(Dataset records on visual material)
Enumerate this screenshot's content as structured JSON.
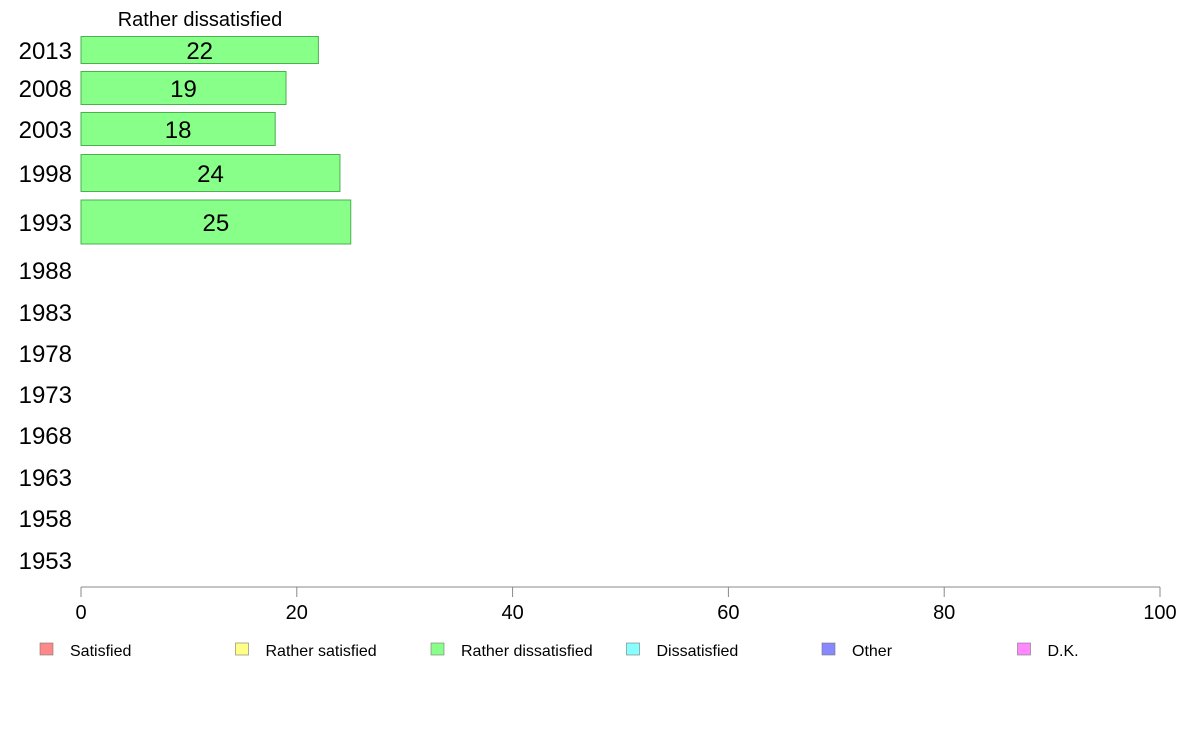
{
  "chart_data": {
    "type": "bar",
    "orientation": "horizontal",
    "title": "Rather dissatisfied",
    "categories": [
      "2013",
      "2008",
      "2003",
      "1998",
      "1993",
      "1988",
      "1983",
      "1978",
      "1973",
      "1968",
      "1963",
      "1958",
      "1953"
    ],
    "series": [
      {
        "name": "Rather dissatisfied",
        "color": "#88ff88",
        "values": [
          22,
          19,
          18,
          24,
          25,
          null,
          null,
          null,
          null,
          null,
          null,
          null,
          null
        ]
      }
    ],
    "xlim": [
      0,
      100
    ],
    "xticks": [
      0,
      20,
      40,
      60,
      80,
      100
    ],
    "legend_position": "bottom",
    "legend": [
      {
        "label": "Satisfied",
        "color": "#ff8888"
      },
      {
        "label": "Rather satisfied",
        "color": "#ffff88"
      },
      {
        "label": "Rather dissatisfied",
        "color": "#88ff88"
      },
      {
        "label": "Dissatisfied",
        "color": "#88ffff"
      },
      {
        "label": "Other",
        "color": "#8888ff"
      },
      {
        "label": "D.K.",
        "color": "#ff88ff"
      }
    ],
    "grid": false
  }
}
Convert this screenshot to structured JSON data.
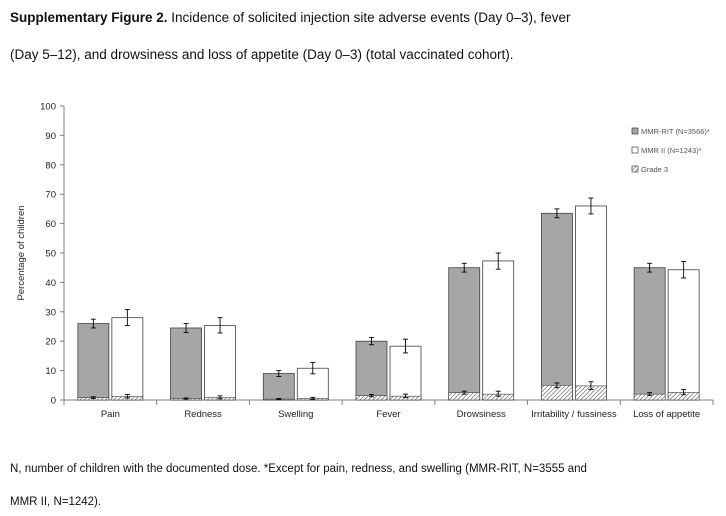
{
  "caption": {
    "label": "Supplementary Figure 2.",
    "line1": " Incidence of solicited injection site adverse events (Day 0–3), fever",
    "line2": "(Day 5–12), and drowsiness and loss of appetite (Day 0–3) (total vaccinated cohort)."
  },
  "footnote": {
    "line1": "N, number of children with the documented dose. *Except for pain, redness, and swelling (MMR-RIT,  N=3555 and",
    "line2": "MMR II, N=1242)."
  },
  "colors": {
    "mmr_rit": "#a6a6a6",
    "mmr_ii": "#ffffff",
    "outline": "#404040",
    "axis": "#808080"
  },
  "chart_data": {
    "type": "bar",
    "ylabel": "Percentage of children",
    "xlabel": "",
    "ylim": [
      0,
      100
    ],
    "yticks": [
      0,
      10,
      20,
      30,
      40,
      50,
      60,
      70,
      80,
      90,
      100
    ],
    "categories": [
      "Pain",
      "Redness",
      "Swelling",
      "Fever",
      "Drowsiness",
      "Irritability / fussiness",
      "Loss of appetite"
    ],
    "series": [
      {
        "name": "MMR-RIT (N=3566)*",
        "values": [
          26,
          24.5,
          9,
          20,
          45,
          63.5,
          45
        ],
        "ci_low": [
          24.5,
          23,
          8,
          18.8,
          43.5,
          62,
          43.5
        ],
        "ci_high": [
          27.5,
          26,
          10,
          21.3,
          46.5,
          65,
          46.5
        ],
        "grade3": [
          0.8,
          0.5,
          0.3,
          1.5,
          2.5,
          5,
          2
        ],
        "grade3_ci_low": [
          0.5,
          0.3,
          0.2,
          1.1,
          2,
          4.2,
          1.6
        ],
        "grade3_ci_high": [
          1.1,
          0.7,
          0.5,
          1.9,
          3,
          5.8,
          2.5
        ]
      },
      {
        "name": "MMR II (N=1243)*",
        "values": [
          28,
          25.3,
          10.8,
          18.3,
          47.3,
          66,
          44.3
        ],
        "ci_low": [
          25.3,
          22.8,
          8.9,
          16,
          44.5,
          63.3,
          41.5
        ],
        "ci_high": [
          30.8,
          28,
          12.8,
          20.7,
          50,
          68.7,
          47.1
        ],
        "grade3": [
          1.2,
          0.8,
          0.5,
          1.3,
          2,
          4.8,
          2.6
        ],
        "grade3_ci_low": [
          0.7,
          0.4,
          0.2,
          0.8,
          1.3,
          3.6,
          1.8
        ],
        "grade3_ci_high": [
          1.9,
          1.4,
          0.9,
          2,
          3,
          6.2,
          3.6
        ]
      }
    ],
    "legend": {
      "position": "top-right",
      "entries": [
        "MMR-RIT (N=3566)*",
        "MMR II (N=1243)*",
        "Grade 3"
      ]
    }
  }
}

§ **Prompt**:
Give an exact copy of the material, leaving out every picture.

§ **Final answer**:
Enumerate this screenshot's content as structured JSON.
{
  "chart_data": {
    "type": "bar",
    "orientation": "horizontal",
    "title": "Rather dissatisfied",
    "categories": [
      "2013",
      "2008",
      "2003",
      "1998",
      "1993",
      "1988",
      "1983",
      "1978",
      "1973",
      "1968",
      "1963",
      "1958",
      "1953"
    ],
    "series": [
      {
        "name": "Rather dissatisfied",
        "color": "#88ff88",
        "values": [
          22,
          19,
          18,
          24,
          25,
          null,
          null,
          null,
          null,
          null,
          null,
          null,
          null
        ]
      }
    ],
    "xlim": [
      0,
      100
    ],
    "xticks": [
      0,
      20,
      40,
      60,
      80,
      100
    ],
    "legend_position": "bottom",
    "legend": [
      {
        "label": "Satisfied",
        "color": "#ff8888"
      },
      {
        "label": "Rather satisfied",
        "color": "#ffff88"
      },
      {
        "label": "Rather dissatisfied",
        "color": "#88ff88"
      },
      {
        "label": "Dissatisfied",
        "color": "#88ffff"
      },
      {
        "label": "Other",
        "color": "#8888ff"
      },
      {
        "label": "D.K.",
        "color": "#ff88ff"
      }
    ],
    "grid": false
  }
}
Convert this screenshot to structured JSON data.
{
  "caption": {
    "label": "Supplementary Figure 2.",
    "line1": " Incidence of solicited injection site adverse events (Day 0–3), fever",
    "line2": "(Day 5–12), and drowsiness and loss of appetite (Day 0–3) (total vaccinated cohort)."
  },
  "footnote": {
    "line1": "N, number of children with the documented dose. *Except for pain, redness, and swelling (MMR-RIT,  N=3555 and",
    "line2": "MMR II, N=1242)."
  },
  "colors": {
    "mmr_rit": "#a6a6a6",
    "mmr_ii": "#ffffff",
    "outline": "#404040",
    "axis": "#808080"
  },
  "chart_data": {
    "type": "bar",
    "ylabel": "Percentage of children",
    "xlabel": "",
    "ylim": [
      0,
      100
    ],
    "yticks": [
      0,
      10,
      20,
      30,
      40,
      50,
      60,
      70,
      80,
      90,
      100
    ],
    "categories": [
      "Pain",
      "Redness",
      "Swelling",
      "Fever",
      "Drowsiness",
      "Irritability / fussiness",
      "Loss of appetite"
    ],
    "series": [
      {
        "name": "MMR-RIT (N=3566)*",
        "values": [
          26,
          24.5,
          9,
          20,
          45,
          63.5,
          45
        ],
        "ci_low": [
          24.5,
          23,
          8,
          18.8,
          43.5,
          62,
          43.5
        ],
        "ci_high": [
          27.5,
          26,
          10,
          21.3,
          46.5,
          65,
          46.5
        ],
        "grade3": [
          0.8,
          0.5,
          0.3,
          1.5,
          2.5,
          5,
          2
        ],
        "grade3_ci_low": [
          0.5,
          0.3,
          0.2,
          1.1,
          2,
          4.2,
          1.6
        ],
        "grade3_ci_high": [
          1.1,
          0.7,
          0.5,
          1.9,
          3,
          5.8,
          2.5
        ]
      },
      {
        "name": "MMR II (N=1243)*",
        "values": [
          28,
          25.3,
          10.8,
          18.3,
          47.3,
          66,
          44.3
        ],
        "ci_low": [
          25.3,
          22.8,
          8.9,
          16,
          44.5,
          63.3,
          41.5
        ],
        "ci_high": [
          30.8,
          28,
          12.8,
          20.7,
          50,
          68.7,
          47.1
        ],
        "grade3": [
          1.2,
          0.8,
          0.5,
          1.3,
          2,
          4.8,
          2.6
        ],
        "grade3_ci_low": [
          0.7,
          0.4,
          0.2,
          0.8,
          1.3,
          3.6,
          1.8
        ],
        "grade3_ci_high": [
          1.9,
          1.4,
          0.9,
          2,
          3,
          6.2,
          3.6
        ]
      }
    ],
    "legend": {
      "position": "top-right",
      "entries": [
        "MMR-RIT (N=3566)*",
        "MMR II (N=1243)*",
        "Grade 3"
      ]
    }
  }
}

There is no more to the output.